▸ **Challenge**: Copy out every line of the records where the string "slide" occurs.

(Stored records)
# # # # # # #

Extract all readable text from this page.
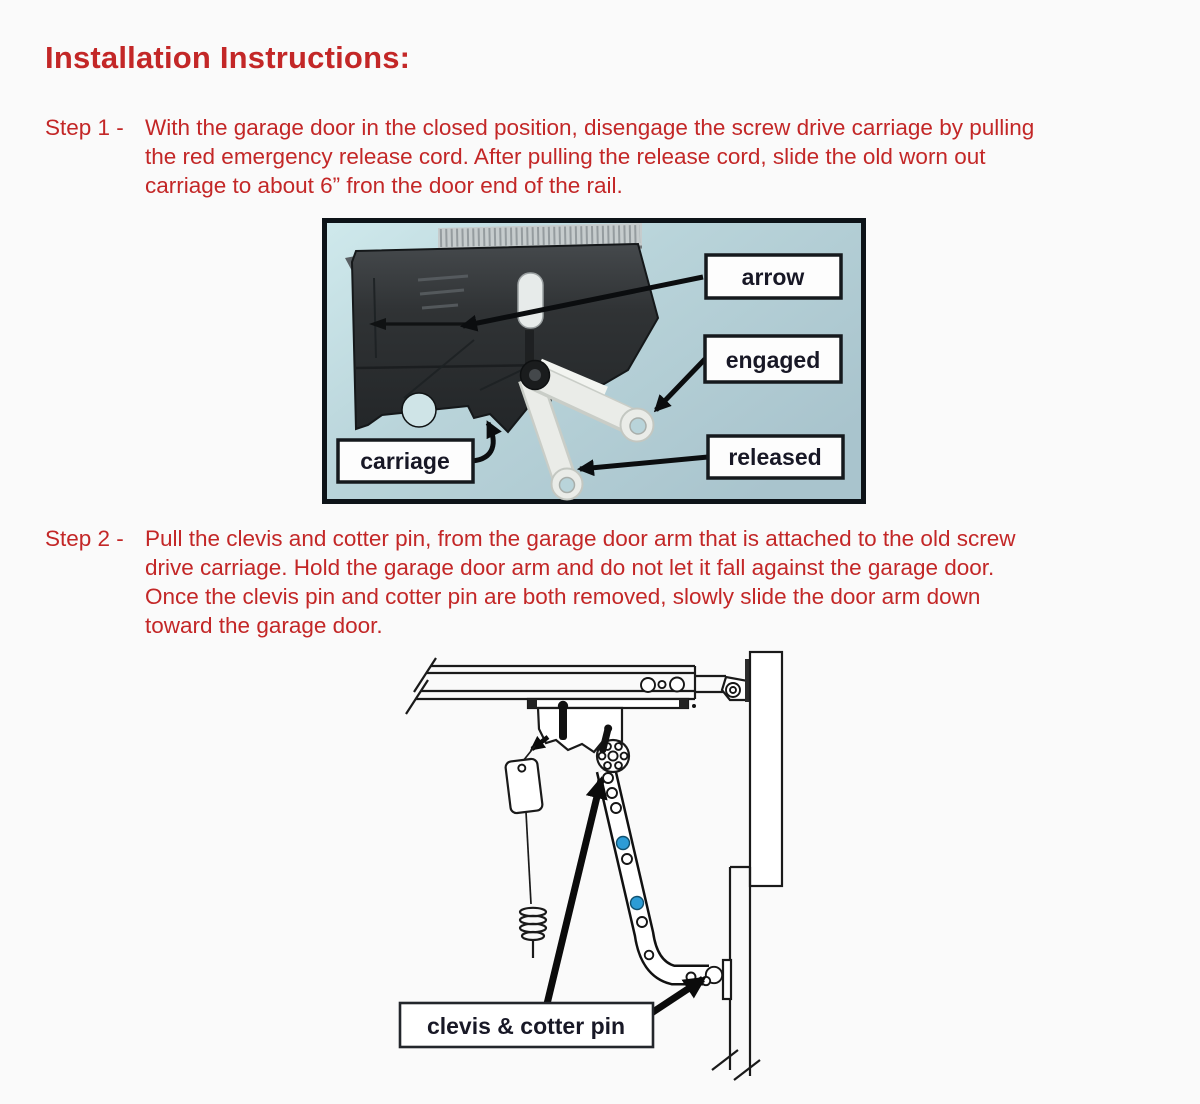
Installation Instructions:
Step 1 - With the garage door in the closed position, disengage the screw drive carriage by pulling
the red emergency release cord. After pulling the release cord, slide the old worn out
carriage to about 6” fron the door end of the rail.
arrow
engaged
released
carriage
Step 2 - Pull the clevis and cotter pin, from the garage door arm that is attached to the old screw
drive carriage. Hold the garage door arm and do not let it fall against the garage door.
Once the clevis pin and cotter pin are both removed, slowly slide the door arm down
toward the garage door.
clevis & cotter pin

# # # # # # #

▸ **Output for this task**:
the red emergency release cord. After pulling the release cord, slide the old worn out
Once the clevis pin and cotter pin are both removed, slowly slide the door arm down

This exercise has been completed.